Go through the listing below and gather every line with the word "země".

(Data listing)

::::

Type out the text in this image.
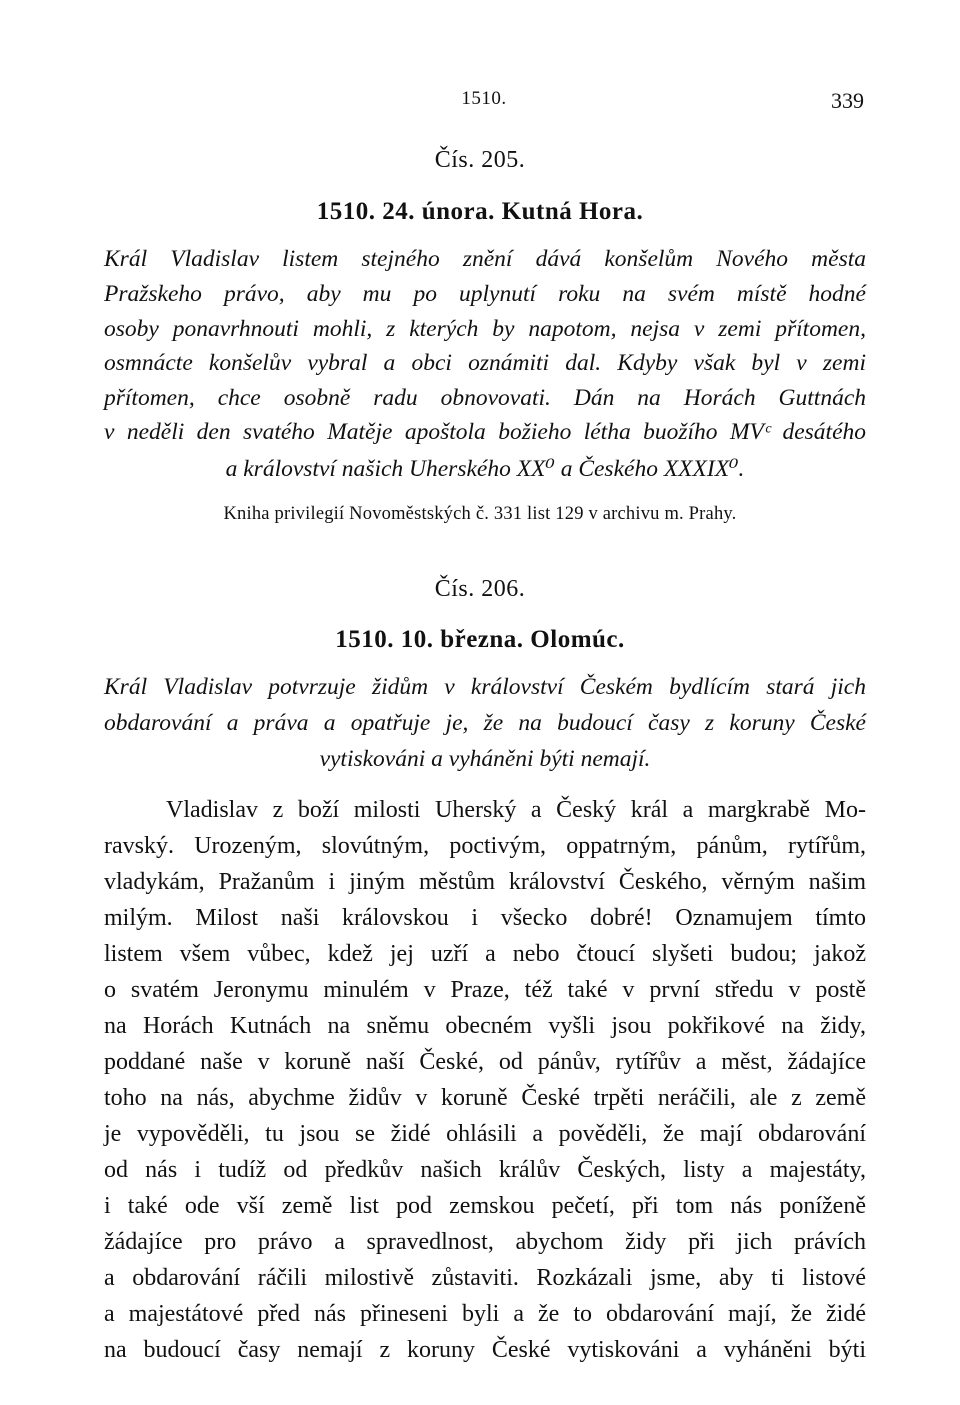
1510.	339
Čís. 205.
1510. 24. února. Kutná Hora.
Král Vladislav listem stejného znění dává konšelům Nového města
Pražskeho právo, aby mu po uplynutí roku na svém místě hodné
osoby ponavrhnouti mohli, z kterých by napotom, nejsa v zemi přítomen,
osmnácte konšelův vybral a obci oznámiti dal. Kdyby však byl v zemi
přítomen, chce osobně radu obnovovati. Dán na Horách Guttnách
v neděli den svatého Matěje apoštola božieho létha buožího MVᶜ desátého
a království našich Uherského XX⁰ a Českého XXXIX⁰.
Kniha privilegií Novoměstských č. 331 list 129 v archivu m. Prahy.
Čís. 206.
1510. 10. března. Olomúc.
Král Vladislav potvrzuje židům v království Českém bydlícím stará jich
obdarování a práva a opatřuje je, že na budoucí časy z koruny České
vytiskováni a vyháněni býti nemají.
Vladislav z boží milosti Uherský a Český král a margkrabě Mo-
ravský. Urozeným, slovútným, poctivým, oppatrným, pánům, rytířům,
vladykám, Pražanům i jiným městům království Českého, věrným našim
milým. Milost naši královskou i všecko dobré! Oznamujem tímto
listem všem vůbec, kdež jej uzří a nebo čtoucí slyšeti budou; jakož
o svatém Jeronymu minulém v Praze, též také v první středu v postě
na Horách Kutnách na sněmu obecném vyšli jsou pokřikové na židy,
poddané naše v koruně naší České, od pánův, rytířův a měst, žádajíce
toho na nás, abychme židův v koruně České trpěti neráčili, ale z země
je vypověděli, tu jsou se židé ohlásili a pověděli, že mají obdarování
od nás i tudíž od předkův našich králův Českých, listy a majestáty,
i také ode vší země list pod zemskou pečetí, při tom nás poníženě
žádajíce pro právo a spravedlnost, abychom židy při jich právích
a obdarování ráčili milostivě zůstaviti. Rozkázali jsme, aby ti listové
a majestátové před nás přineseni byli a že to obdarování mají, že židé
na budoucí časy nemají z koruny České vytiskováni a vyháněni býti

::::

→ **Answer**
toho na nás, abychme židův v koruně České trpěti neráčili, ale z země
i také ode vší země list pod zemskou pečetí, při tom nás poníženě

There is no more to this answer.